Items from a dataset
══════════════════════════════

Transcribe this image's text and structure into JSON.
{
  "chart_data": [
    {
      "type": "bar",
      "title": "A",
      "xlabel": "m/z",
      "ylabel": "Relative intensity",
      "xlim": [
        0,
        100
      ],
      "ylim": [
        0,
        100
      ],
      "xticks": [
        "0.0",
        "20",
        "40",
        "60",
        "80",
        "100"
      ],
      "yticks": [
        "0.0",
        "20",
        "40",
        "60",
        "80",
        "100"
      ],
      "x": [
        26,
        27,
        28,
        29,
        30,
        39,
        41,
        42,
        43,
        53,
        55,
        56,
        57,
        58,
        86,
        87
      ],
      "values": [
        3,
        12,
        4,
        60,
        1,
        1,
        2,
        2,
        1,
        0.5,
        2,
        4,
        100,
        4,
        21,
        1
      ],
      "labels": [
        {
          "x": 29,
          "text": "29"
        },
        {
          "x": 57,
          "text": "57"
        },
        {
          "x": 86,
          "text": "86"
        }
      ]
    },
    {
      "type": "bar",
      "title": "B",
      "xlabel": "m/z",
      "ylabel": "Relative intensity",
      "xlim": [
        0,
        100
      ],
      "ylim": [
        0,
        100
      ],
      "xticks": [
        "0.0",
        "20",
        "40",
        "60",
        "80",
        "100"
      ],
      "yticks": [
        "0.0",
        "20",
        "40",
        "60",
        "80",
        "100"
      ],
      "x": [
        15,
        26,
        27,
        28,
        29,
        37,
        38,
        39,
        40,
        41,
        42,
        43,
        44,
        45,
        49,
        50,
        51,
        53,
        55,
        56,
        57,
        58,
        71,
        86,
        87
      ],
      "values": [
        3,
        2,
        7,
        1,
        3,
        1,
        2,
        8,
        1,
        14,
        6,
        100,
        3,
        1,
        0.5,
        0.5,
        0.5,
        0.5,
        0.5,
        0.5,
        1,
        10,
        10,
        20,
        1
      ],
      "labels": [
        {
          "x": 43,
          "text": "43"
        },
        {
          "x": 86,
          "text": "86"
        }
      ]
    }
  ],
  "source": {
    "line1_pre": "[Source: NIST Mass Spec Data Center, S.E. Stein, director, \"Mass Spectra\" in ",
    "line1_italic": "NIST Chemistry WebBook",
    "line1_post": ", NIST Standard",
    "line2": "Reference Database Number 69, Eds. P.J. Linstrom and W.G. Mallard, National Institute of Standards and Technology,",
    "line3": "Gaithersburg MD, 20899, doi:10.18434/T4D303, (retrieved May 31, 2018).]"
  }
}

══════════════════════════════

▶ DIRECTION: Exactly reproduce all of the entries above.

▶ SOLUTION FOR THIS PROBLEM:
Transcribe this image's text and structure into JSON.
{
  "chart_data": [
    {
      "type": "bar",
      "title": "A",
      "xlabel": "m/z",
      "ylabel": "Relative intensity",
      "xlim": [
        0,
        100
      ],
      "ylim": [
        0,
        100
      ],
      "xticks": [
        "0.0",
        "20",
        "40",
        "60",
        "80",
        "100"
      ],
      "yticks": [
        "0.0",
        "20",
        "40",
        "60",
        "80",
        "100"
      ],
      "x": [
        26,
        27,
        28,
        29,
        30,
        39,
        41,
        42,
        43,
        53,
        55,
        56,
        57,
        58,
        86,
        87
      ],
      "values": [
        3,
        12,
        4,
        60,
        1,
        1,
        2,
        2,
        1,
        0.5,
        2,
        4,
        100,
        4,
        21,
        1
      ],
      "labels": [
        {
          "x": 29,
          "text": "29"
        },
        {
          "x": 57,
          "text": "57"
        },
        {
          "x": 86,
          "text": "86"
        }
      ]
    },
    {
      "type": "bar",
      "title": "B",
      "xlabel": "m/z",
      "ylabel": "Relative intensity",
      "xlim": [
        0,
        100
      ],
      "ylim": [
        0,
        100
      ],
      "xticks": [
        "0.0",
        "20",
        "40",
        "60",
        "80",
        "100"
      ],
      "yticks": [
        "0.0",
        "20",
        "40",
        "60",
        "80",
        "100"
      ],
      "x": [
        15,
        26,
        27,
        28,
        29,
        37,
        38,
        39,
        40,
        41,
        42,
        43,
        44,
        45,
        49,
        50,
        51,
        53,
        55,
        56,
        57,
        58,
        71,
        86,
        87
      ],
      "values": [
        3,
        2,
        7,
        1,
        3,
        1,
        2,
        8,
        1,
        14,
        6,
        100,
        3,
        1,
        0.5,
        0.5,
        0.5,
        0.5,
        0.5,
        0.5,
        1,
        10,
        10,
        20,
        1
      ],
      "labels": [
        {
          "x": 43,
          "text": "43"
        },
        {
          "x": 86,
          "text": "86"
        }
      ]
    }
  ],
  "source": {
    "line1_pre": "[Source: NIST Mass Spec Data Center, S.E. Stein, director, \"Mass Spectra\" in ",
    "line1_italic": "NIST Chemistry WebBook",
    "line1_post": ", NIST Standard",
    "line2": "Reference Database Number 69, Eds. P.J. Linstrom and W.G. Mallard, National Institute of Standards and Technology,",
    "line3": "Gaithersburg MD, 20899, doi:10.18434/T4D303, (retrieved May 31, 2018).]"
  }
}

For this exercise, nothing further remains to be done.